DATA LISTING ▸
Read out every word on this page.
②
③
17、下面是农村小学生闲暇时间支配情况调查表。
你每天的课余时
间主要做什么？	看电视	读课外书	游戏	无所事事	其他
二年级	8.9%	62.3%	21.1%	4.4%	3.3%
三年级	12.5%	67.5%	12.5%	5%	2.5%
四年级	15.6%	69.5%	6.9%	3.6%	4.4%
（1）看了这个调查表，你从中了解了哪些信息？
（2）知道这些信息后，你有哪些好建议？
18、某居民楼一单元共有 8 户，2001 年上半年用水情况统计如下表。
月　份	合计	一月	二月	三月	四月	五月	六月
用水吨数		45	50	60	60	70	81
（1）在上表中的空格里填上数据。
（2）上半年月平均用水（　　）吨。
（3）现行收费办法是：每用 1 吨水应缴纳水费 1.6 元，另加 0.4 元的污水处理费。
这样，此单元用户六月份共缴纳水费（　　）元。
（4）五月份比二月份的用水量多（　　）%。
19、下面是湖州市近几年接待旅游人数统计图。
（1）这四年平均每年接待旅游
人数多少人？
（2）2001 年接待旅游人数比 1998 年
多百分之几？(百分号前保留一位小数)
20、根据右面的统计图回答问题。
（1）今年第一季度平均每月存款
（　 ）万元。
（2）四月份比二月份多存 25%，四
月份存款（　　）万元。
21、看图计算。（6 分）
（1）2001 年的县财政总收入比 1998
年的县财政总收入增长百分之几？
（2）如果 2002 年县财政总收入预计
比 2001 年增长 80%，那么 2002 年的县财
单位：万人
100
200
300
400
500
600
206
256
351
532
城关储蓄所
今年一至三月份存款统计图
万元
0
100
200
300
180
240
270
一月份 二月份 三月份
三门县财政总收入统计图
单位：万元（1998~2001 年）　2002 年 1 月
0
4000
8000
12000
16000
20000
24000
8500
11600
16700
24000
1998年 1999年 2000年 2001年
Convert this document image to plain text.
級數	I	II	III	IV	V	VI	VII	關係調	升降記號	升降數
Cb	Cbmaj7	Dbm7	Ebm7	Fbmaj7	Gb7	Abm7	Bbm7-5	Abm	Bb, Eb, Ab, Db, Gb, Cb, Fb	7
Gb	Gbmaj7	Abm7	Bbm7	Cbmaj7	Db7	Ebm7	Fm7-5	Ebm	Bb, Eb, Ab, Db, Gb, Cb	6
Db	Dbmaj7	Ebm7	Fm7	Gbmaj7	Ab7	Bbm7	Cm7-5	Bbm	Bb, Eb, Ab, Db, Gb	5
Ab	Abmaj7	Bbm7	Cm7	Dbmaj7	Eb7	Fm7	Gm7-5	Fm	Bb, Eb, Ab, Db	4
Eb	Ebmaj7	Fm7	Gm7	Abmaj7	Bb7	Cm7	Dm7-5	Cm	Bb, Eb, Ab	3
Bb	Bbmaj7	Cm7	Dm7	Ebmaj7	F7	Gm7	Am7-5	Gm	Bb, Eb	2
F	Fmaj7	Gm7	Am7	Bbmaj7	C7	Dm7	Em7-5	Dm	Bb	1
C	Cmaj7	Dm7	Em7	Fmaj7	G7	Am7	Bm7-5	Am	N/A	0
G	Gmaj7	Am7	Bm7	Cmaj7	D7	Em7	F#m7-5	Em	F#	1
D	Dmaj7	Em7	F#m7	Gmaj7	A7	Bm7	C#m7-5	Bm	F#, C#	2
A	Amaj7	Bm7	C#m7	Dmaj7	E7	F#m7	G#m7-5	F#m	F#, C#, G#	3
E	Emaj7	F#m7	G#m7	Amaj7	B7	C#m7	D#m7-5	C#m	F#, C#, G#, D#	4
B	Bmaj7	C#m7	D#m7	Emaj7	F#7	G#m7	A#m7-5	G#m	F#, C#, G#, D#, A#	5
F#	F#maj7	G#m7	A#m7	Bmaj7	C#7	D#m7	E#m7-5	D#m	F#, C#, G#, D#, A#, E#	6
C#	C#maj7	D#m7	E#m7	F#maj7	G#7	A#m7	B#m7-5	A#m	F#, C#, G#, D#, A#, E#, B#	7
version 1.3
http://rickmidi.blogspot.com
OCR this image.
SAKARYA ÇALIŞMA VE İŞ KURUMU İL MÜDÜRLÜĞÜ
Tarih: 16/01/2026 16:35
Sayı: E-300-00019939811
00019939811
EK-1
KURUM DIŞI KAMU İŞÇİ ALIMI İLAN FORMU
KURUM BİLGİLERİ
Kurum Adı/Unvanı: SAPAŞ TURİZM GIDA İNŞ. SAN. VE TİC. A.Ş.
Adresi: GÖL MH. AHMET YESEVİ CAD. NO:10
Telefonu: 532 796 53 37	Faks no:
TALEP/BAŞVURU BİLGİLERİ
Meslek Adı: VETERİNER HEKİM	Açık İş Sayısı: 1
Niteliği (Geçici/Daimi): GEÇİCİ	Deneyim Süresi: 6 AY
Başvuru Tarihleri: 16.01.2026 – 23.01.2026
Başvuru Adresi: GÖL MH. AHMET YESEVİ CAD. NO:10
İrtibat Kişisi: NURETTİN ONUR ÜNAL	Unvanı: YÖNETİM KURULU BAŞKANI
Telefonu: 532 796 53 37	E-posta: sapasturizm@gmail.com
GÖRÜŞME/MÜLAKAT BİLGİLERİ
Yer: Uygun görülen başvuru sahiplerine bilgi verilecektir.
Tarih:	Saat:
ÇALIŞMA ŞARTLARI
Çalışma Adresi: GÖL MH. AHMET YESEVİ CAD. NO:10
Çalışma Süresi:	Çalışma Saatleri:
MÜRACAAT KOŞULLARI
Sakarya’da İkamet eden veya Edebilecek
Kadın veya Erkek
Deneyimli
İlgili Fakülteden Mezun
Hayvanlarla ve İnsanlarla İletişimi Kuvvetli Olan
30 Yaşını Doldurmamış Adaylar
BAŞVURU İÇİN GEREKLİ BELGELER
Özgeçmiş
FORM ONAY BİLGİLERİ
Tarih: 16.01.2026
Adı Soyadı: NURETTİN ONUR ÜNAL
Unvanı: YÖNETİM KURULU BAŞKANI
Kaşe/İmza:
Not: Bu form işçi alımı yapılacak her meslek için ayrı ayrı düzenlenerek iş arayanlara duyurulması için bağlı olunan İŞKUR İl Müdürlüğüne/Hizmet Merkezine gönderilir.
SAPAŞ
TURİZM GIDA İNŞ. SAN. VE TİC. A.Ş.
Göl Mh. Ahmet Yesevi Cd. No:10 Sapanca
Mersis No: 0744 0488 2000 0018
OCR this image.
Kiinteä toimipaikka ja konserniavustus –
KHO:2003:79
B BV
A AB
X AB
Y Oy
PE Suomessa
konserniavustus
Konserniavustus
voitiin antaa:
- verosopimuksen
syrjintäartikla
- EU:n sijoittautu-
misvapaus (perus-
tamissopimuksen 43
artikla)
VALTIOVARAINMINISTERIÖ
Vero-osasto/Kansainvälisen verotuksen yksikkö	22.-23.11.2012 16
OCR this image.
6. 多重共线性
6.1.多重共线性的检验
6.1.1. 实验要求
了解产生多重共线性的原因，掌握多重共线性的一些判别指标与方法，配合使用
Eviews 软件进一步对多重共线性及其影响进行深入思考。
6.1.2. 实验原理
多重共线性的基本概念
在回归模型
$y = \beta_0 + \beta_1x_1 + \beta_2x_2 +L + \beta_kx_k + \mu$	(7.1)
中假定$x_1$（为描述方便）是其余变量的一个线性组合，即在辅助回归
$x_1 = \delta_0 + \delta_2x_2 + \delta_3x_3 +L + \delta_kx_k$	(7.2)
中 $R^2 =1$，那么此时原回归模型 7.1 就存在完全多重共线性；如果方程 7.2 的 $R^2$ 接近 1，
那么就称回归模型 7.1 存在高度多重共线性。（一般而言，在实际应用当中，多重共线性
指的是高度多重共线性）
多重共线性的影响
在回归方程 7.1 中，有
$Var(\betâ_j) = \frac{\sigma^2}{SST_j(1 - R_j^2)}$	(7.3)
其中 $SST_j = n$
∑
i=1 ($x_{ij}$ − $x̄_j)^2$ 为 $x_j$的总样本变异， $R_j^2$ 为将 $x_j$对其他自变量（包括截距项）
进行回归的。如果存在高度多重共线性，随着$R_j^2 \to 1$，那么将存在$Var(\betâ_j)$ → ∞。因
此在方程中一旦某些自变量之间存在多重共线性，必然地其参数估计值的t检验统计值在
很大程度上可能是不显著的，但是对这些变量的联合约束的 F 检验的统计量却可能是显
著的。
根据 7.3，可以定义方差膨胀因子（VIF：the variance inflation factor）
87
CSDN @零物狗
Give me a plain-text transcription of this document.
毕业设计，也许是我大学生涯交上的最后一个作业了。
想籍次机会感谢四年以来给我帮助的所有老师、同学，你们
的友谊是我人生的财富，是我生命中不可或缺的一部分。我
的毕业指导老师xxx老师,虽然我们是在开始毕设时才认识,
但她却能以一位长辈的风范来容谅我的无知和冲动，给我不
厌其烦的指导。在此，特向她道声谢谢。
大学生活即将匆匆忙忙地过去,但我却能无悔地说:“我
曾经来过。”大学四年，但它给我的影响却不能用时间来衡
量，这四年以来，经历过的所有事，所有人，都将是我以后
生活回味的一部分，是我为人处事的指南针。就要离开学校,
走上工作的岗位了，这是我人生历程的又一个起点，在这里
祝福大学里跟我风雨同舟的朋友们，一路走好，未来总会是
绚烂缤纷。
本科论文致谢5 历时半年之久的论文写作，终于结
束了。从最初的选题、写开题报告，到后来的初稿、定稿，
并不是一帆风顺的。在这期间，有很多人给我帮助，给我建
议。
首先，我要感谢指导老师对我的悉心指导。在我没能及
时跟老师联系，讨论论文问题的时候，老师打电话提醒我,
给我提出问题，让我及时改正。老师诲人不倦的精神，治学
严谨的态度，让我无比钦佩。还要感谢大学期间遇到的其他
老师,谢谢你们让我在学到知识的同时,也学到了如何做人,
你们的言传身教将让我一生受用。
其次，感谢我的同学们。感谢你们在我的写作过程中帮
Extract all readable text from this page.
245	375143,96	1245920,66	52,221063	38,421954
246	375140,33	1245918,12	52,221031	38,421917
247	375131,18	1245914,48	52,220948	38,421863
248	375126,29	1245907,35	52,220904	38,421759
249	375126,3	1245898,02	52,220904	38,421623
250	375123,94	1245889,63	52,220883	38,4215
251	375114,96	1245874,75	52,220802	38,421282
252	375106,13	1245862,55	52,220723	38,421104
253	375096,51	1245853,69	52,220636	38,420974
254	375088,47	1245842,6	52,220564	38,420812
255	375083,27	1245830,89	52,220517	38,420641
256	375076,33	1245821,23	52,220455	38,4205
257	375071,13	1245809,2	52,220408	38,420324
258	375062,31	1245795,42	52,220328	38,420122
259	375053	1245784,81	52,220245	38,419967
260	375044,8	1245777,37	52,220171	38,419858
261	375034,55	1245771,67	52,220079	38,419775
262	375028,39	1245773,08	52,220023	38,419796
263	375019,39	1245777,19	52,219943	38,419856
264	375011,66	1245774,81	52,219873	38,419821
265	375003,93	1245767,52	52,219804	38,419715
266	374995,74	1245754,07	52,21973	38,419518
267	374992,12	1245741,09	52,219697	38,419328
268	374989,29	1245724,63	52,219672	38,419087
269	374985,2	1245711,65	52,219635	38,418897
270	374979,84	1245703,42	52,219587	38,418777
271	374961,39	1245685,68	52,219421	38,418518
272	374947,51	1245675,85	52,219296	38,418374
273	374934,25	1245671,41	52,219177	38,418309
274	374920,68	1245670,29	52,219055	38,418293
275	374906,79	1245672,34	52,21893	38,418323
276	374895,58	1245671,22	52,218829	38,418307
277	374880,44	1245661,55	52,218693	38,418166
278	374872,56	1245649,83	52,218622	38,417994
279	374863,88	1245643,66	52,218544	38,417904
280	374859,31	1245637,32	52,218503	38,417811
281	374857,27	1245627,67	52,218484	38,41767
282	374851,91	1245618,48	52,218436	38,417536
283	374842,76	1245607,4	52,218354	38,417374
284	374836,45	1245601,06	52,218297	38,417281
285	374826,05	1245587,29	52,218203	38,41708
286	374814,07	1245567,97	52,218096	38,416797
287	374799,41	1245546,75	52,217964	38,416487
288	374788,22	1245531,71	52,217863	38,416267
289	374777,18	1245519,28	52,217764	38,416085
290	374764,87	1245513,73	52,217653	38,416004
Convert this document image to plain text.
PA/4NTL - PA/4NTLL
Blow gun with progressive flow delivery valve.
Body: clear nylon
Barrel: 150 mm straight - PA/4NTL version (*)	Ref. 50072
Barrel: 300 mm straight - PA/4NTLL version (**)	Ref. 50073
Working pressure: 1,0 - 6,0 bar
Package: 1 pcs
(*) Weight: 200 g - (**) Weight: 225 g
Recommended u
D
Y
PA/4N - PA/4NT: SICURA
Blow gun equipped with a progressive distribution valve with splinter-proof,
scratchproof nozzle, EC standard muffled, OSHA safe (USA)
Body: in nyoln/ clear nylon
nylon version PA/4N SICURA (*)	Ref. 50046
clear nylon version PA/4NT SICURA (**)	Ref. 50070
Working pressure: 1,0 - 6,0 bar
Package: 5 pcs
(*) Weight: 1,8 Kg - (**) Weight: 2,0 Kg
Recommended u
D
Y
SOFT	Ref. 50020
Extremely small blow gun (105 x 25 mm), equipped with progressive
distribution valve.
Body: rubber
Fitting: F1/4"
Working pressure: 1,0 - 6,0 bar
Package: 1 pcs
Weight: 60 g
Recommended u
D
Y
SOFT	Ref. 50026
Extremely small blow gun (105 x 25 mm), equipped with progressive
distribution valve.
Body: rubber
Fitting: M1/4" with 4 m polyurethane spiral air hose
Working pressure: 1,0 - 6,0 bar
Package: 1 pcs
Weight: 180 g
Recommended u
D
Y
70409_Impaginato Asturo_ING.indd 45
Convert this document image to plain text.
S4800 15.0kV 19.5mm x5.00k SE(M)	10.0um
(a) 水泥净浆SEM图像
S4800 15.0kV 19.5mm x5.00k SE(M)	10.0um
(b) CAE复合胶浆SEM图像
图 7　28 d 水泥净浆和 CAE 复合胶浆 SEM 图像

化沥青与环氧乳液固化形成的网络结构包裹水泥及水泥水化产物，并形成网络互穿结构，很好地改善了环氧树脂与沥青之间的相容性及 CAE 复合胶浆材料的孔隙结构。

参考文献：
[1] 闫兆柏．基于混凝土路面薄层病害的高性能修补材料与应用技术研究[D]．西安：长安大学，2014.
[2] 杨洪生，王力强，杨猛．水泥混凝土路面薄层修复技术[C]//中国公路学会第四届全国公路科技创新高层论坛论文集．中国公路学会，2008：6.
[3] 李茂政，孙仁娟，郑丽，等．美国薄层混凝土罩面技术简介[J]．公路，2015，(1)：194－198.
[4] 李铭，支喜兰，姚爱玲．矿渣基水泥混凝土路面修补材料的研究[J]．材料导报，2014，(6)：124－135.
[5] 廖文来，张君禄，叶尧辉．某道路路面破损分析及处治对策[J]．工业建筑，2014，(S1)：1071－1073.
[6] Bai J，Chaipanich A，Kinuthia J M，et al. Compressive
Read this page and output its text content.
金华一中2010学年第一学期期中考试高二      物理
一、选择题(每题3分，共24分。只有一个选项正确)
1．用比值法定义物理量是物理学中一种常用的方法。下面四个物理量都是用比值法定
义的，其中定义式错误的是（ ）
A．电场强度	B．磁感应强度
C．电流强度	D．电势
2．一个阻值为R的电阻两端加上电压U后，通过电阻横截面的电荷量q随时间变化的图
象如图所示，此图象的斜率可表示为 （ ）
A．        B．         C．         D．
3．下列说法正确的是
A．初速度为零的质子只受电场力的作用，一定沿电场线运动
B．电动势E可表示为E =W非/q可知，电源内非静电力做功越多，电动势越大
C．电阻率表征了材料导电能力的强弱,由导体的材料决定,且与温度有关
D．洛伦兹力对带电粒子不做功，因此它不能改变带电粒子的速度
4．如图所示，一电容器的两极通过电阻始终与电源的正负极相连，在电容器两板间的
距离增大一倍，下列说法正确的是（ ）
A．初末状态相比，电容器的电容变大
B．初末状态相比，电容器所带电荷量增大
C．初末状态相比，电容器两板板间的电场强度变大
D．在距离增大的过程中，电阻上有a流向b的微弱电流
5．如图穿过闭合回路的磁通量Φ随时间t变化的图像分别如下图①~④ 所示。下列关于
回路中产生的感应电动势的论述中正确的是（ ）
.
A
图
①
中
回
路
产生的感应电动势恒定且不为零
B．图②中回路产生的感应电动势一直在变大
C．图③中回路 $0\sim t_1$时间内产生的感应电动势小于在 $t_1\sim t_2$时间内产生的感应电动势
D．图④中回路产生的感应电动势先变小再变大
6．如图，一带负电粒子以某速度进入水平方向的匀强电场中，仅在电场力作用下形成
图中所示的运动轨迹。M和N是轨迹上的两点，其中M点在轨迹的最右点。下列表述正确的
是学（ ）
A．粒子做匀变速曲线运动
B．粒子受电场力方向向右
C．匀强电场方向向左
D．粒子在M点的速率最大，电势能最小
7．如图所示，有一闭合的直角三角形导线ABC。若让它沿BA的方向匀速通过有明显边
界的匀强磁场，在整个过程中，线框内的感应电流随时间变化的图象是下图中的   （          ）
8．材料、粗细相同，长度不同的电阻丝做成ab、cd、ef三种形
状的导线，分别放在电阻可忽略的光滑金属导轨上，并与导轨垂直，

EXERCISE INSTRUCTIONS ▸ Copy out all lines where the word "Çalışma" appears.

RESPONSE ▸
Çalışma Adresi: GÖL MH. AHMET YESEVİ CAD. NO:10
Çalışma Süresi:	Çalışma Saatleri:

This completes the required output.